**THE EXERCISE**: Retype the material below. Keep every word exactly as it is.

**EXERCISE MATERIAL**:
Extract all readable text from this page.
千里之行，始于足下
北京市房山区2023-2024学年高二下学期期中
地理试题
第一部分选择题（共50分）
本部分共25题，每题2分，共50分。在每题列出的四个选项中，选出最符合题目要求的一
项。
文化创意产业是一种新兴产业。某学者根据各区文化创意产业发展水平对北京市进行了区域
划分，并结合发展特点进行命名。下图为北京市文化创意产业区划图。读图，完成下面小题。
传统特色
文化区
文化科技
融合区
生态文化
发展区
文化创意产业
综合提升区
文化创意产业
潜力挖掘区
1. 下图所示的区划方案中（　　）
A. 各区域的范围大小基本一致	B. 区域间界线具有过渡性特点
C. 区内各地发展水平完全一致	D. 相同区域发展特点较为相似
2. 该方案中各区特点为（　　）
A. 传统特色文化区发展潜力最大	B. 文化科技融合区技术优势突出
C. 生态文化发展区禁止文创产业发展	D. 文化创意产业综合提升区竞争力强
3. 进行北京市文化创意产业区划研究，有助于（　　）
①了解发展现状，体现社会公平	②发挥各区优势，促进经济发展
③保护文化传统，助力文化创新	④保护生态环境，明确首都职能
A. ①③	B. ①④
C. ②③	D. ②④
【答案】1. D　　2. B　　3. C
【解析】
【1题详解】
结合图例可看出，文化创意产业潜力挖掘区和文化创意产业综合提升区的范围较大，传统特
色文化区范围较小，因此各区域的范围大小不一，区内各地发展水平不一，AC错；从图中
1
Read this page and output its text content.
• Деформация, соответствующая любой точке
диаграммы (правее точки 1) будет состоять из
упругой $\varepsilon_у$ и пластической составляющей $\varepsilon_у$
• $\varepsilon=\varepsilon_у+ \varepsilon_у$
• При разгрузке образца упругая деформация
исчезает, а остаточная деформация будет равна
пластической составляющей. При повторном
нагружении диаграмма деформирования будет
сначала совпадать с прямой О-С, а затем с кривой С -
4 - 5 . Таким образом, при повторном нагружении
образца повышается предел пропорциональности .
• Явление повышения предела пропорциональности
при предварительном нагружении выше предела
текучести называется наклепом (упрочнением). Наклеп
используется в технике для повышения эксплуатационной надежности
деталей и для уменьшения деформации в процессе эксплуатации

**EXPECTED ANSWER**:
Extract all readable text from this page.
千里之行，始于足下
北京市房山区2023-2024学年高二下学期期中
地理试题
第一部分选择题（共50分）
本部分共25题，每题2分，共50分。在每题列出的四个选项中，选出最符合题目要求的一
项。
文化创意产业是一种新兴产业。某学者根据各区文化创意产业发展水平对北京市进行了区域
划分，并结合发展特点进行命名。下图为北京市文化创意产业区划图。读图，完成下面小题。
传统特色
文化区
文化科技
融合区
生态文化
发展区
文化创意产业
综合提升区
文化创意产业
潜力挖掘区
1. 下图所示的区划方案中（　　）
A. 各区域的范围大小基本一致	B. 区域间界线具有过渡性特点
C. 区内各地发展水平完全一致	D. 相同区域发展特点较为相似
2. 该方案中各区特点为（　　）
A. 传统特色文化区发展潜力最大	B. 文化科技融合区技术优势突出
C. 生态文化发展区禁止文创产业发展	D. 文化创意产业综合提升区竞争力强
3. 进行北京市文化创意产业区划研究，有助于（　　）
①了解发展现状，体现社会公平	②发挥各区优势，促进经济发展
③保护文化传统，助力文化创新	④保护生态环境，明确首都职能
A. ①③	B. ①④
C. ②③	D. ②④
【答案】1. D　　2. B　　3. C
【解析】
【1题详解】
结合图例可看出，文化创意产业潜力挖掘区和文化创意产业综合提升区的范围较大，传统特
色文化区范围较小，因此各区域的范围大小不一，区内各地发展水平不一，AC错；从图中
1
Read this page and output its text content.
• Деформация, соответствующая любой точке
диаграммы (правее точки 1) будет состоять из
упругой $\varepsilon_у$ и пластической составляющей $\varepsilon_у$
• $\varepsilon=\varepsilon_у+ \varepsilon_у$
• При разгрузке образца упругая деформация
исчезает, а остаточная деформация будет равна
пластической составляющей. При повторном
нагружении диаграмма деформирования будет
сначала совпадать с прямой О-С, а затем с кривой С -
4 - 5 . Таким образом, при повторном нагружении
образца повышается предел пропорциональности .
• Явление повышения предела пропорциональности
при предварительном нагружении выше предела
текучести называется наклепом (упрочнением). Наклеп
используется в технике для повышения эксплуатационной надежности
деталей и для уменьшения деформации в процессе эксплуатации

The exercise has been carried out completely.